DATASET EXTRACT.
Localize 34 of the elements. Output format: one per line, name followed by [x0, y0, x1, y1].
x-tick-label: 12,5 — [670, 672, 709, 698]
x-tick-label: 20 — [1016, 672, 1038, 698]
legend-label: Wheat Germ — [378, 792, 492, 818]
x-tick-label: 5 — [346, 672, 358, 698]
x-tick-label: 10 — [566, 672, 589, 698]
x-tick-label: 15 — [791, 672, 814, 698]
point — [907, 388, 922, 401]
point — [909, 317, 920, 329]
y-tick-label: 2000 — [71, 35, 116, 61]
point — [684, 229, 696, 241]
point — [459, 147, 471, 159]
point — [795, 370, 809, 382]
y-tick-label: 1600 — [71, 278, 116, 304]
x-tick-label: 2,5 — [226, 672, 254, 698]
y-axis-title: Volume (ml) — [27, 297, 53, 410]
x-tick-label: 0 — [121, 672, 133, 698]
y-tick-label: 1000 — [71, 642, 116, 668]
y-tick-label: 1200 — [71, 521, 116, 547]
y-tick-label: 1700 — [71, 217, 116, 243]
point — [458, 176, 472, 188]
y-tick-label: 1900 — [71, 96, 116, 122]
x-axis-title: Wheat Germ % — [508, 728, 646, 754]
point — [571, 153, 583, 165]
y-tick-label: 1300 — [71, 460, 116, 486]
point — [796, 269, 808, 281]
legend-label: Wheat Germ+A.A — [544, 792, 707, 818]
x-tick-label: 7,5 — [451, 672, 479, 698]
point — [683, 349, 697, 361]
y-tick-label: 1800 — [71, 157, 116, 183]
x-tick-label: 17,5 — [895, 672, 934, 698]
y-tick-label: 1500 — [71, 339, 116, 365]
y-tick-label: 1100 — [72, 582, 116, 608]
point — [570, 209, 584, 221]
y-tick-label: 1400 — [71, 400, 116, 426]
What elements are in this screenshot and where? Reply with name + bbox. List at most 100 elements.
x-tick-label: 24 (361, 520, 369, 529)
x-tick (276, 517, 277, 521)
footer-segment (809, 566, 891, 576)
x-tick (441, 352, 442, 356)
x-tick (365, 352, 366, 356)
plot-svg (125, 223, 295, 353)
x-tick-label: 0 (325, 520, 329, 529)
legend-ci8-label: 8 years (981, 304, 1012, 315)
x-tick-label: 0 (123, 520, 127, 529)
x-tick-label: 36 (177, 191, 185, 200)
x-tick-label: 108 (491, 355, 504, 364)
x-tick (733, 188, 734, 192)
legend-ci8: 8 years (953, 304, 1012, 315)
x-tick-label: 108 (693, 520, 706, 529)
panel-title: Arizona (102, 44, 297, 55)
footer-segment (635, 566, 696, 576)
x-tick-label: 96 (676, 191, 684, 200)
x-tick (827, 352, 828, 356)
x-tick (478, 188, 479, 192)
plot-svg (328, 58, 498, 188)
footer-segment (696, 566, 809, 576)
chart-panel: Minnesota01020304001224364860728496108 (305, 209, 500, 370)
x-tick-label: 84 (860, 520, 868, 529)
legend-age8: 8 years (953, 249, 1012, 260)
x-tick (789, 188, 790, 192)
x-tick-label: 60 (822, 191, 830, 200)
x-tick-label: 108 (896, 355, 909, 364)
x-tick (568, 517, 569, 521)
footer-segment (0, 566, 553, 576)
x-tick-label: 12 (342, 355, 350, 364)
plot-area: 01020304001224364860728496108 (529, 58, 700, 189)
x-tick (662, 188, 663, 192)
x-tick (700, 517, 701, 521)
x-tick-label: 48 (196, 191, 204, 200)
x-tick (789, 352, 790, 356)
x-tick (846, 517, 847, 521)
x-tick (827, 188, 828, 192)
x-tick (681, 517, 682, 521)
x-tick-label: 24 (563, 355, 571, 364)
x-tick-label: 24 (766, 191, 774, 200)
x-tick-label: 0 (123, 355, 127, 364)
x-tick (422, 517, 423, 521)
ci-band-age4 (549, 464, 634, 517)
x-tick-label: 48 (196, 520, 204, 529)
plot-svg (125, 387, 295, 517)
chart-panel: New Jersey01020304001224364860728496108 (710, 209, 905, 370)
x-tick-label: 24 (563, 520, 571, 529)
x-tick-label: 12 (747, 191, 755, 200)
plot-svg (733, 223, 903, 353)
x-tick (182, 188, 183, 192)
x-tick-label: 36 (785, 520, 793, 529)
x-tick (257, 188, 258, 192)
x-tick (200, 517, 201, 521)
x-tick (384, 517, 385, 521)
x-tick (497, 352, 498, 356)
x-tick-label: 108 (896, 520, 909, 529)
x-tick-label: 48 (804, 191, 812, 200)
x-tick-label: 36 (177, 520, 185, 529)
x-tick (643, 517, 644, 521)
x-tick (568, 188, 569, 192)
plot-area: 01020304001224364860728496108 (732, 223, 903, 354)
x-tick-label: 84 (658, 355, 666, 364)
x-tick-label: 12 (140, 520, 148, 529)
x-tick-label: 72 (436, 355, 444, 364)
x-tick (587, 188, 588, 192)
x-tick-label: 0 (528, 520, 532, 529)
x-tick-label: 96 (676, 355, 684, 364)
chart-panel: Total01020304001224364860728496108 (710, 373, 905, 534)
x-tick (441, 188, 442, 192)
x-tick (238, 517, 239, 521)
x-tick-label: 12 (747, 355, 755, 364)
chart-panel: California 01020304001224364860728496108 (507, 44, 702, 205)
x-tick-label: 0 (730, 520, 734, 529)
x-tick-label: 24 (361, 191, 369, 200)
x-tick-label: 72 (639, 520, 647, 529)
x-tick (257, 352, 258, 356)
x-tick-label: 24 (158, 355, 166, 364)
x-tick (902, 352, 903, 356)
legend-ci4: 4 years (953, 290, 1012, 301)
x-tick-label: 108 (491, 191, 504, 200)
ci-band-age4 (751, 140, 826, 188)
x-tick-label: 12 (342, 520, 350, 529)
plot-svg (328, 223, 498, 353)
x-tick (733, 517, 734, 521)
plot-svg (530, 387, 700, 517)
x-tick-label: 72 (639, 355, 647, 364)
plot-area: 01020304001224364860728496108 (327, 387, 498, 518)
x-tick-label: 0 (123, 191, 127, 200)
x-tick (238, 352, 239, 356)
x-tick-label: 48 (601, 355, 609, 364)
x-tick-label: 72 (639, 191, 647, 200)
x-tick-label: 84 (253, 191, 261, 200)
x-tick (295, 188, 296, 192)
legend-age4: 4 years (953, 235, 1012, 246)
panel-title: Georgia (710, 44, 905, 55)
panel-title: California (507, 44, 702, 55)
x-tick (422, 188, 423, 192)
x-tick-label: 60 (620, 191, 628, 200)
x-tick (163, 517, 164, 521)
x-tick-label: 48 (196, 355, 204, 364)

DESCRIPTION OF THE TASK.
Set down both entries above word for word, with every line in its original order and every character unchanged.

THE RESULT.
Localize 34 of the elements. Output format: one per line, name followed by [x0, y0, x1, y1].
x-tick-label: 12,5 — [670, 672, 709, 698]
x-tick-label: 20 — [1016, 672, 1038, 698]
legend-label: Wheat Germ — [378, 792, 492, 818]
x-tick-label: 5 — [346, 672, 358, 698]
x-tick-label: 10 — [566, 672, 589, 698]
x-tick-label: 15 — [791, 672, 814, 698]
point — [907, 388, 922, 401]
point — [909, 317, 920, 329]
y-tick-label: 2000 — [71, 35, 116, 61]
point — [684, 229, 696, 241]
point — [459, 147, 471, 159]
point — [795, 370, 809, 382]
y-tick-label: 1600 — [71, 278, 116, 304]
x-tick-label: 2,5 — [226, 672, 254, 698]
y-axis-title: Volume (ml) — [27, 297, 53, 410]
x-tick-label: 0 — [121, 672, 133, 698]
y-tick-label: 1000 — [71, 642, 116, 668]
y-tick-label: 1200 — [71, 521, 116, 547]
y-tick-label: 1700 — [71, 217, 116, 243]
point — [458, 176, 472, 188]
y-tick-label: 1900 — [71, 96, 116, 122]
x-axis-title: Wheat Germ % — [508, 728, 646, 754]
point — [571, 153, 583, 165]
y-tick-label: 1300 — [71, 460, 116, 486]
point — [796, 269, 808, 281]
legend-label: Wheat Germ+A.A — [544, 792, 707, 818]
x-tick-label: 7,5 — [451, 672, 479, 698]
point — [683, 349, 697, 361]
y-tick-label: 1800 — [71, 157, 116, 183]
x-tick-label: 17,5 — [895, 672, 934, 698]
y-tick-label: 1500 — [71, 339, 116, 365]
y-tick-label: 1100 — [72, 582, 116, 608]
point — [570, 209, 584, 221]
y-tick-label: 1400 — [71, 400, 116, 426]
What elements are in this screenshot and where? Reply with name + bbox. List at most 100 elements.
x-tick-label: 24 (361, 520, 369, 529)
x-tick (276, 517, 277, 521)
footer-segment (809, 566, 891, 576)
x-tick (441, 352, 442, 356)
x-tick (365, 352, 366, 356)
plot-svg (125, 223, 295, 353)
x-tick-label: 0 (325, 520, 329, 529)
legend-ci8-label: 8 years (981, 304, 1012, 315)
x-tick-label: 0 (123, 520, 127, 529)
x-tick-label: 36 (177, 191, 185, 200)
x-tick-label: 108 (491, 355, 504, 364)
x-tick (733, 188, 734, 192)
legend-ci8: 8 years (953, 304, 1012, 315)
x-tick-label: 108 (693, 520, 706, 529)
panel-title: Arizona (102, 44, 297, 55)
footer-segment (635, 566, 696, 576)
x-tick-label: 96 (676, 191, 684, 200)
x-tick (827, 352, 828, 356)
x-tick (478, 188, 479, 192)
plot-svg (328, 58, 498, 188)
footer-segment (696, 566, 809, 576)
chart-panel: Minnesota01020304001224364860728496108 (305, 209, 500, 370)
x-tick-label: 84 (860, 520, 868, 529)
legend-age8: 8 years (953, 249, 1012, 260)
x-tick (789, 188, 790, 192)
x-tick-label: 60 (822, 191, 830, 200)
x-tick-label: 108 (896, 355, 909, 364)
x-tick (568, 517, 569, 521)
footer-segment (0, 566, 553, 576)
x-tick-label: 12 (342, 355, 350, 364)
plot-area: 01020304001224364860728496108 (529, 58, 700, 189)
x-tick (662, 188, 663, 192)
x-tick (700, 517, 701, 521)
x-tick-label: 48 (196, 191, 204, 200)
x-tick (789, 352, 790, 356)
x-tick (846, 517, 847, 521)
x-tick (827, 188, 828, 192)
x-tick (681, 517, 682, 521)
x-tick-label: 24 (563, 355, 571, 364)
x-tick-label: 24 (766, 191, 774, 200)
x-tick-label: 0 (123, 355, 127, 364)
x-tick (422, 517, 423, 521)
ci-band-age4 (549, 464, 634, 517)
x-tick-label: 48 (196, 520, 204, 529)
plot-svg (125, 387, 295, 517)
chart-panel: New Jersey01020304001224364860728496108 (710, 209, 905, 370)
x-tick-label: 24 (563, 520, 571, 529)
x-tick-label: 12 (747, 191, 755, 200)
plot-svg (733, 223, 903, 353)
x-tick (182, 188, 183, 192)
x-tick-label: 36 (785, 520, 793, 529)
x-tick (257, 188, 258, 192)
x-tick (200, 517, 201, 521)
x-tick (384, 517, 385, 521)
x-tick (497, 352, 498, 356)
x-tick-label: 108 (896, 520, 909, 529)
x-tick-label: 48 (804, 191, 812, 200)
x-tick-label: 36 (177, 520, 185, 529)
x-tick (643, 517, 644, 521)
x-tick (568, 188, 569, 192)
plot-area: 01020304001224364860728496108 (732, 223, 903, 354)
x-tick-label: 84 (658, 355, 666, 364)
x-tick-label: 12 (140, 520, 148, 529)
x-tick-label: 72 (436, 355, 444, 364)
x-tick (587, 188, 588, 192)
x-tick-label: 0 (528, 520, 532, 529)
x-tick-label: 96 (676, 355, 684, 364)
chart-panel: Total01020304001224364860728496108 (710, 373, 905, 534)
x-tick (441, 188, 442, 192)
x-tick (238, 517, 239, 521)
x-tick-label: 12 (747, 355, 755, 364)
chart-panel: California 01020304001224364860728496108 (507, 44, 702, 205)
x-tick-label: 0 (730, 520, 734, 529)
x-tick-label: 24 (361, 191, 369, 200)
x-tick-label: 72 (639, 520, 647, 529)
x-tick (257, 352, 258, 356)
x-tick-label: 24 (158, 355, 166, 364)
x-tick (902, 352, 903, 356)
legend-ci4: 4 years (953, 290, 1012, 301)
x-tick-label: 108 (491, 191, 504, 200)
ci-band-age4 (751, 140, 826, 188)
x-tick-label: 12 (342, 520, 350, 529)
plot-svg (328, 223, 498, 353)
x-tick (733, 517, 734, 521)
plot-svg (530, 387, 700, 517)
x-tick-label: 72 (639, 355, 647, 364)
plot-area: 01020304001224364860728496108 (327, 387, 498, 518)
x-tick-label: 0 (123, 191, 127, 200)
x-tick (238, 352, 239, 356)
x-tick-label: 48 (601, 355, 609, 364)
x-tick-label: 72 (639, 191, 647, 200)
x-tick-label: 84 (253, 191, 261, 200)
x-tick (295, 188, 296, 192)
legend-age4: 4 years (953, 235, 1012, 246)
panel-title: Georgia (710, 44, 905, 55)
panel-title: California (507, 44, 702, 55)
x-tick (422, 188, 423, 192)
x-tick-label: 60 (620, 191, 628, 200)
x-tick (163, 517, 164, 521)
x-tick-label: 48 (196, 355, 204, 364)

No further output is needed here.